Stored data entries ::
+===+

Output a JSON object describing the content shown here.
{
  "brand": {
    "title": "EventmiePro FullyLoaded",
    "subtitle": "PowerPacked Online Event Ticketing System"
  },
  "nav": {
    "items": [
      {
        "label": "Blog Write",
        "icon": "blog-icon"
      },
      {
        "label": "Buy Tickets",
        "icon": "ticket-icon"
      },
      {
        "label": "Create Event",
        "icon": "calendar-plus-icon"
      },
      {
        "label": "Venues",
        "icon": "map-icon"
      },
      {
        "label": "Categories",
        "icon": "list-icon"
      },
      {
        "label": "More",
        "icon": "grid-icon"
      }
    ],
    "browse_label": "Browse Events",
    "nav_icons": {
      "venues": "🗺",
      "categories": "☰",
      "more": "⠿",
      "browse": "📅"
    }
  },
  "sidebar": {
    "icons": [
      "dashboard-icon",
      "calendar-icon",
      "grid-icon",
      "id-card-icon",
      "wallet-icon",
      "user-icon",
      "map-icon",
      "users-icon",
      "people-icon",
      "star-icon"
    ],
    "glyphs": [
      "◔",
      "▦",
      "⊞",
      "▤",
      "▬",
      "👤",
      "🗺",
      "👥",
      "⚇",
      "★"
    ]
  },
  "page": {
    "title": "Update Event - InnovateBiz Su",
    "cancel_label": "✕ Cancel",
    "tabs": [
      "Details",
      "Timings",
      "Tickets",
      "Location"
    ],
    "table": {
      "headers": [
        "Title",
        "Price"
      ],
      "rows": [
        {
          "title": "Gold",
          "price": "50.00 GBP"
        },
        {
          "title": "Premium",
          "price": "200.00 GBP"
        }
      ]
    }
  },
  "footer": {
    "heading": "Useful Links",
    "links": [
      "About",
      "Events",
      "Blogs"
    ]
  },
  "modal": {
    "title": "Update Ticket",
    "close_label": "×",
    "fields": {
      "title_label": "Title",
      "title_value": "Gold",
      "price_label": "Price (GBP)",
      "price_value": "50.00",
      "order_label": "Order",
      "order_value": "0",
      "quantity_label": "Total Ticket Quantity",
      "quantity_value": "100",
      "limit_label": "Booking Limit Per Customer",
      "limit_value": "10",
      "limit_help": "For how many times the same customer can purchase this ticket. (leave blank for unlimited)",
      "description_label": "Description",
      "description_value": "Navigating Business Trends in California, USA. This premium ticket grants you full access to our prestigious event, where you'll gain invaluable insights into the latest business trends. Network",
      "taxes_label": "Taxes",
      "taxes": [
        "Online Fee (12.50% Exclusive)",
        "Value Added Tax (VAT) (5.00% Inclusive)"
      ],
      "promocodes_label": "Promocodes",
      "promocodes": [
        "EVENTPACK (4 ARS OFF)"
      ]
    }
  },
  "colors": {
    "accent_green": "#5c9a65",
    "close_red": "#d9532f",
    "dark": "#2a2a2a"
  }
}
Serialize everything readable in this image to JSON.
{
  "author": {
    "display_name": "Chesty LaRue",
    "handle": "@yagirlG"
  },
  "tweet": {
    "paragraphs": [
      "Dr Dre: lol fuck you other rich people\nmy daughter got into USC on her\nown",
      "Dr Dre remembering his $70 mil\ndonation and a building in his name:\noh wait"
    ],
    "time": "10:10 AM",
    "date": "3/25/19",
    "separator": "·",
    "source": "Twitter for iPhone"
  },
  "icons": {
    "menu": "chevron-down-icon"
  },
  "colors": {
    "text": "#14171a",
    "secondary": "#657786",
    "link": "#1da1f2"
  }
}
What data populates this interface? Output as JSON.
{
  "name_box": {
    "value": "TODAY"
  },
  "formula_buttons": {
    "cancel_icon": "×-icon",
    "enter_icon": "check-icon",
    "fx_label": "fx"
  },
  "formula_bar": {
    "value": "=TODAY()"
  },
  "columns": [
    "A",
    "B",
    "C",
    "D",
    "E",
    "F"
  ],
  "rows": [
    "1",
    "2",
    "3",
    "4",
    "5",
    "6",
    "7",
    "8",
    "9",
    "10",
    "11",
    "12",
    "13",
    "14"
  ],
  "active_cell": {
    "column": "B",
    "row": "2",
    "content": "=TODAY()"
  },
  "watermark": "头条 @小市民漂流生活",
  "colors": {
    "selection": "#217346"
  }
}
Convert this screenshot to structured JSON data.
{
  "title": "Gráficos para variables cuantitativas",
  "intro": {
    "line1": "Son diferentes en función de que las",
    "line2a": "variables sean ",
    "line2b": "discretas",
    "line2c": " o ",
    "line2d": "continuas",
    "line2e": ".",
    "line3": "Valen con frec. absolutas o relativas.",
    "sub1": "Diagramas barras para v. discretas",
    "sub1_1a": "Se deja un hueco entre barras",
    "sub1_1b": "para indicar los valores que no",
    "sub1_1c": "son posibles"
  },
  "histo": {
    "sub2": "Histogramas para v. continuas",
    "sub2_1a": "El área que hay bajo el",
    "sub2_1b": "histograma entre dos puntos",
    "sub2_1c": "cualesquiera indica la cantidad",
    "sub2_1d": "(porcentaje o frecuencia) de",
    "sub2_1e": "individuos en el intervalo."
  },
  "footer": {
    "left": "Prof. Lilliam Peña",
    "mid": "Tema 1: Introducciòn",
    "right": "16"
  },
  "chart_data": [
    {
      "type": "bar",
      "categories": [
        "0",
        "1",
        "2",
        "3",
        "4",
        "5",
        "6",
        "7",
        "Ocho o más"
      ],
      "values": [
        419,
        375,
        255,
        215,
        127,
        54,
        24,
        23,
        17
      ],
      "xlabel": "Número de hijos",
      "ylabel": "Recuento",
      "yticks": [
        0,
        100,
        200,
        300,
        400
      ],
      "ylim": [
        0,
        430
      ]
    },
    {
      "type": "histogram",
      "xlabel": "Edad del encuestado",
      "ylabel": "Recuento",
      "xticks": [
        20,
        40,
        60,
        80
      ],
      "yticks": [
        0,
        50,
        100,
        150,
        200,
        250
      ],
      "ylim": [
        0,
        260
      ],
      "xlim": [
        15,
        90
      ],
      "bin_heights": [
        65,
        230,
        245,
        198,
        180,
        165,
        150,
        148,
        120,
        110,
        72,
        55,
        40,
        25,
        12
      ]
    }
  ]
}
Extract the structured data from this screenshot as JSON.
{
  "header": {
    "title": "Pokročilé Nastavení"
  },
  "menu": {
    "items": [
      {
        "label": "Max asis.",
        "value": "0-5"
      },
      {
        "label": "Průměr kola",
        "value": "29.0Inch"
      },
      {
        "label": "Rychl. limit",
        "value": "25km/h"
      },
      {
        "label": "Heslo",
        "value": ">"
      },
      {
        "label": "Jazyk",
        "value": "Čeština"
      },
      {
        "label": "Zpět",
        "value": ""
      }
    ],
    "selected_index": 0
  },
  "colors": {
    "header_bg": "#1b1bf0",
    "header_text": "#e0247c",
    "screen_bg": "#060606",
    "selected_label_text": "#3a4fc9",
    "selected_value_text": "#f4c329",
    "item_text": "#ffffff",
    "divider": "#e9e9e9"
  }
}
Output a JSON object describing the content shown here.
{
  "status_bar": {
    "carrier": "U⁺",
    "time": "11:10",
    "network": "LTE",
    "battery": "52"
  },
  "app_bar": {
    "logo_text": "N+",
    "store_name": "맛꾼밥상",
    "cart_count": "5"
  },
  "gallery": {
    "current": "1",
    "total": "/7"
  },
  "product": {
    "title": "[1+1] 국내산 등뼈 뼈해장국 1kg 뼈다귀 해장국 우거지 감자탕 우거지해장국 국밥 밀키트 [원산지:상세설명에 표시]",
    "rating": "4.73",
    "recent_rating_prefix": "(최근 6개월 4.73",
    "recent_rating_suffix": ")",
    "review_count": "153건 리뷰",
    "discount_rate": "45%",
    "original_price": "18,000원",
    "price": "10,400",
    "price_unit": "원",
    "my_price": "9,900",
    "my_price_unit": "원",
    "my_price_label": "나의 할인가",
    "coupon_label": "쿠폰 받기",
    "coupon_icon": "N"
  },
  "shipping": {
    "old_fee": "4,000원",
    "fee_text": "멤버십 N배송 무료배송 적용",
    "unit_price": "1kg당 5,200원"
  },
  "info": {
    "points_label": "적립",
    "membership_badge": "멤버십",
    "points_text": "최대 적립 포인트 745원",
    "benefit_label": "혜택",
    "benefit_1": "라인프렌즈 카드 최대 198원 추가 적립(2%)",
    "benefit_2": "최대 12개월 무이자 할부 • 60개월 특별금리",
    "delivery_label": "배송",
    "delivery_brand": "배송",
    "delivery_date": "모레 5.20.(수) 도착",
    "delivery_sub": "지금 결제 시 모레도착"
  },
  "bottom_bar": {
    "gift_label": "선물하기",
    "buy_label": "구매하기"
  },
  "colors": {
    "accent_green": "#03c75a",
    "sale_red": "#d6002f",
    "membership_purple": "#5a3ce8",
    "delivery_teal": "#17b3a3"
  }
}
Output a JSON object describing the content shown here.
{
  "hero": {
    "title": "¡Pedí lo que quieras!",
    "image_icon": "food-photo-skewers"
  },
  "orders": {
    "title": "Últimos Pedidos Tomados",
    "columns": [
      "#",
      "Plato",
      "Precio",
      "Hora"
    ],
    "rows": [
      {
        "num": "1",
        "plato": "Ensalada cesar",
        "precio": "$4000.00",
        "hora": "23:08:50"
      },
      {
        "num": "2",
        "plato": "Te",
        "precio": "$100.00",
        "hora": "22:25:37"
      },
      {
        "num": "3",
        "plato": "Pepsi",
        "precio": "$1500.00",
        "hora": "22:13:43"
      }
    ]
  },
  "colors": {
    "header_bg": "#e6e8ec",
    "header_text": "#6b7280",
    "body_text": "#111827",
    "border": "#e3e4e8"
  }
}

+===+

SHORT EXERCISE :: Of the lines in the records, how many contain the word "JSON"? Answer with the number and nothing else.

OUTPUT FOR THIS TASK :: 7